Problem statement:
Quote everything from the line containing "data-point (1040, 334, 1068, 361)" down to the line containing "x-category-label: After 45 days (401, 851, 557, 1050)", both included, character for character.

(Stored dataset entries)

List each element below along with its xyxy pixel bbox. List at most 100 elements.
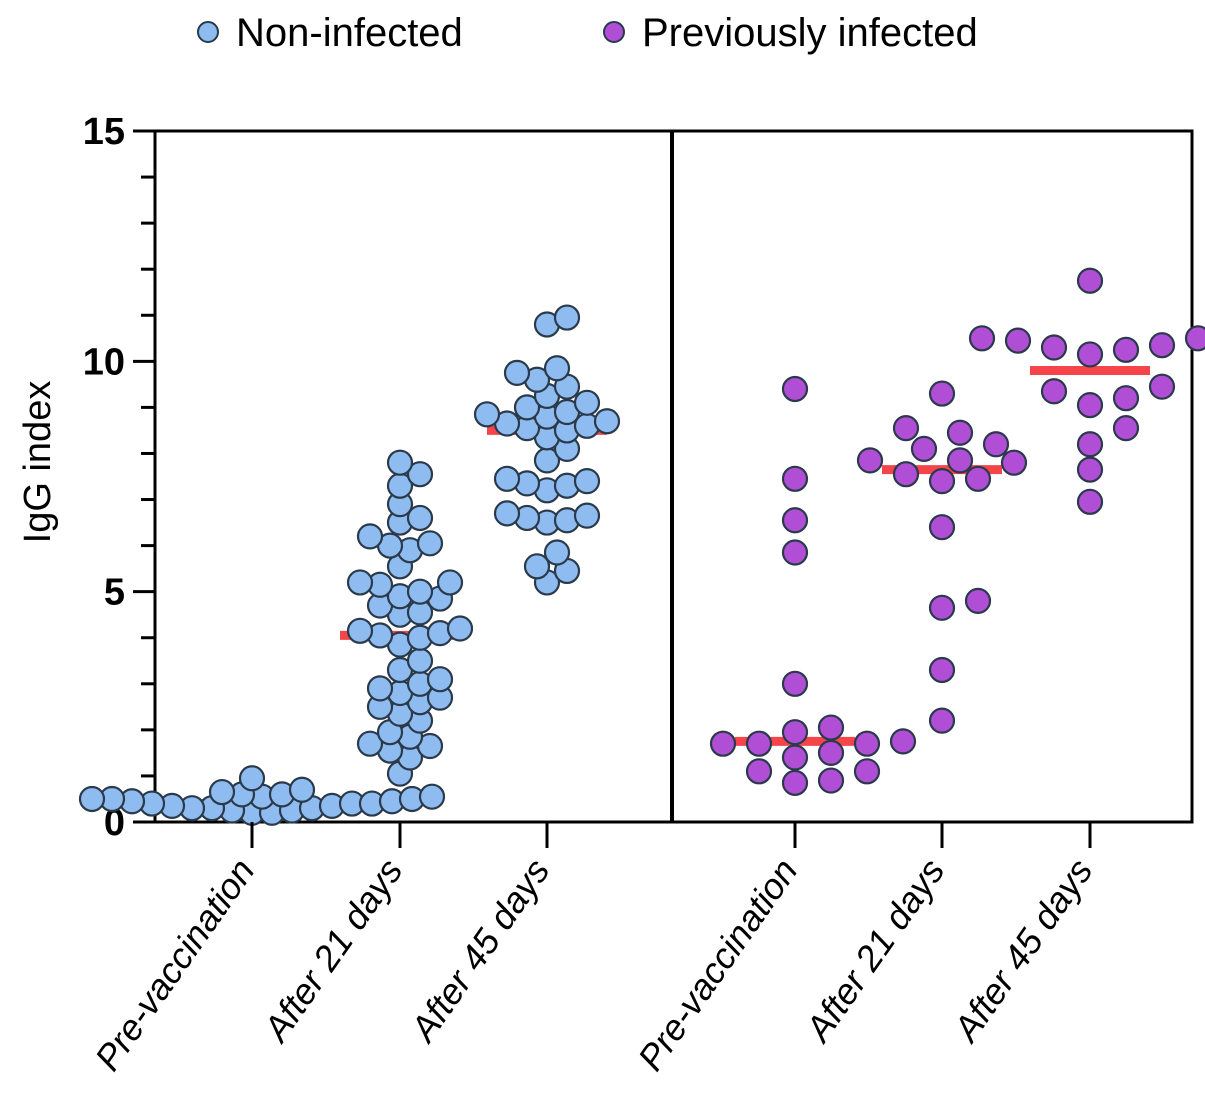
data-point (1040, 334, 1068, 361)
data-point (573, 502, 601, 529)
data-point (745, 758, 773, 785)
data-point (406, 461, 434, 488)
data-point (573, 389, 601, 416)
data-point (928, 468, 956, 495)
data-point (356, 523, 384, 550)
data-point (817, 767, 845, 794)
legend-label-non-infected: Non-infected (236, 11, 463, 55)
data-point (573, 468, 601, 495)
data-point (892, 461, 920, 488)
data-point (1184, 325, 1205, 352)
data-point (964, 587, 992, 614)
data-point (781, 769, 809, 796)
data-point (982, 431, 1010, 458)
x-category-label: After 45 days (401, 851, 557, 1050)
data-point (406, 647, 434, 674)
y-axis-title: IgG index (17, 381, 59, 544)
data-point (553, 304, 581, 331)
data-point (781, 539, 809, 566)
x-category-label: After 21 days (254, 851, 410, 1050)
data-point (386, 449, 414, 476)
x-category-label: After 21 days (796, 851, 952, 1050)
data-point (1148, 373, 1176, 400)
data-point (446, 615, 474, 642)
data-point (356, 730, 384, 757)
data-point (593, 408, 621, 435)
data-point (781, 507, 809, 534)
data-point (781, 744, 809, 771)
y-axis: 0 5 10 15 (83, 111, 155, 844)
data-point (1076, 341, 1104, 368)
data-point (346, 617, 374, 644)
data-point (493, 465, 521, 492)
data-point (366, 675, 394, 702)
data-point (853, 730, 881, 757)
data-point (1076, 391, 1104, 419)
data-point (928, 656, 956, 684)
data-point (853, 758, 881, 785)
y-tick-label: 5 (104, 572, 125, 614)
data-point (418, 783, 446, 810)
data-point (473, 401, 501, 428)
data-point (709, 730, 737, 757)
data-point (288, 776, 316, 803)
data-point (1148, 332, 1176, 359)
data-point (928, 380, 956, 407)
data-point (1112, 415, 1140, 442)
data-point (78, 785, 106, 813)
data-point (1040, 378, 1068, 405)
data-point (416, 530, 444, 557)
data-point (889, 728, 917, 755)
legend-item-previously-infected: Previously infected (603, 11, 978, 55)
data-point (1000, 449, 1028, 476)
data-point (406, 578, 434, 605)
data-point (523, 553, 551, 580)
data-point (1112, 385, 1140, 412)
data-point (1076, 456, 1104, 483)
data-point (817, 739, 845, 767)
data-point (493, 500, 521, 527)
data-point (781, 670, 809, 697)
data-point (543, 355, 571, 382)
data-point (1004, 327, 1032, 354)
data-point (238, 765, 266, 792)
data-point (406, 504, 434, 532)
data-point (208, 778, 236, 806)
data-point (928, 514, 956, 541)
data-point (946, 447, 974, 474)
data-point (968, 325, 996, 352)
data-point (781, 375, 809, 403)
data-point (426, 666, 454, 693)
data-point (964, 465, 992, 492)
data-point (817, 714, 845, 741)
data-point (513, 394, 541, 421)
legend-marker-non-infected (197, 21, 219, 43)
data-point (543, 539, 571, 566)
plot-frame (153, 129, 1194, 824)
legend-label-previously-infected: Previously infected (642, 11, 978, 55)
data-point (1076, 267, 1104, 294)
data-point (946, 419, 974, 446)
y-tick-label: 10 (83, 341, 125, 383)
x-category-label: Pre-vaccination (87, 851, 263, 1078)
legend-item-non-infected: Non-infected (197, 11, 463, 55)
data-point (928, 707, 956, 734)
legend: Non-infected Previously infected (197, 11, 978, 55)
x-category-label: After 45 days (944, 851, 1100, 1050)
data-point (910, 435, 938, 462)
data-point (436, 569, 464, 596)
x-category-label: Pre-vaccination (630, 851, 806, 1078)
data-point (1076, 488, 1104, 515)
y-tick-label: 15 (83, 111, 125, 153)
data-point (928, 594, 956, 621)
data-point (892, 415, 920, 442)
legend-marker-previously-infected (603, 21, 625, 43)
data-points (78, 267, 1205, 826)
data-point (1112, 336, 1140, 363)
data-point (856, 447, 884, 474)
data-point (1076, 431, 1104, 458)
data-point (781, 719, 809, 746)
data-point (745, 730, 773, 757)
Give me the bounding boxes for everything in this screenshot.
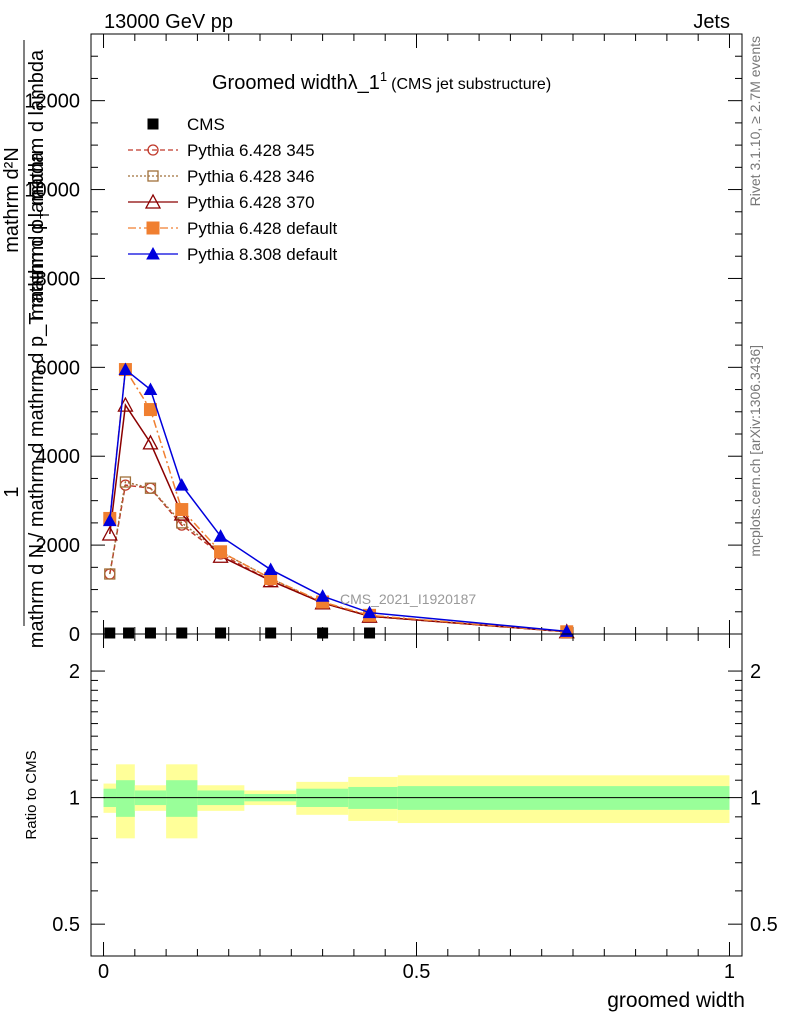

Finished exercise:
data-point (1040, 334, 1068, 361)
data-point (573, 502, 601, 529)
data-point (745, 758, 773, 785)
data-point (406, 461, 434, 488)
data-point (573, 389, 601, 416)
data-point (928, 468, 956, 495)
data-point (356, 523, 384, 550)
data-point (817, 767, 845, 794)
legend-label-non-infected: Non-infected (236, 11, 463, 55)
data-point (573, 468, 601, 495)
data-point (892, 461, 920, 488)
data-point (1184, 325, 1205, 352)
data-point (964, 587, 992, 614)
data-point (781, 769, 809, 796)
data-point (982, 431, 1010, 458)
x-category-label: After 45 days (401, 851, 557, 1050)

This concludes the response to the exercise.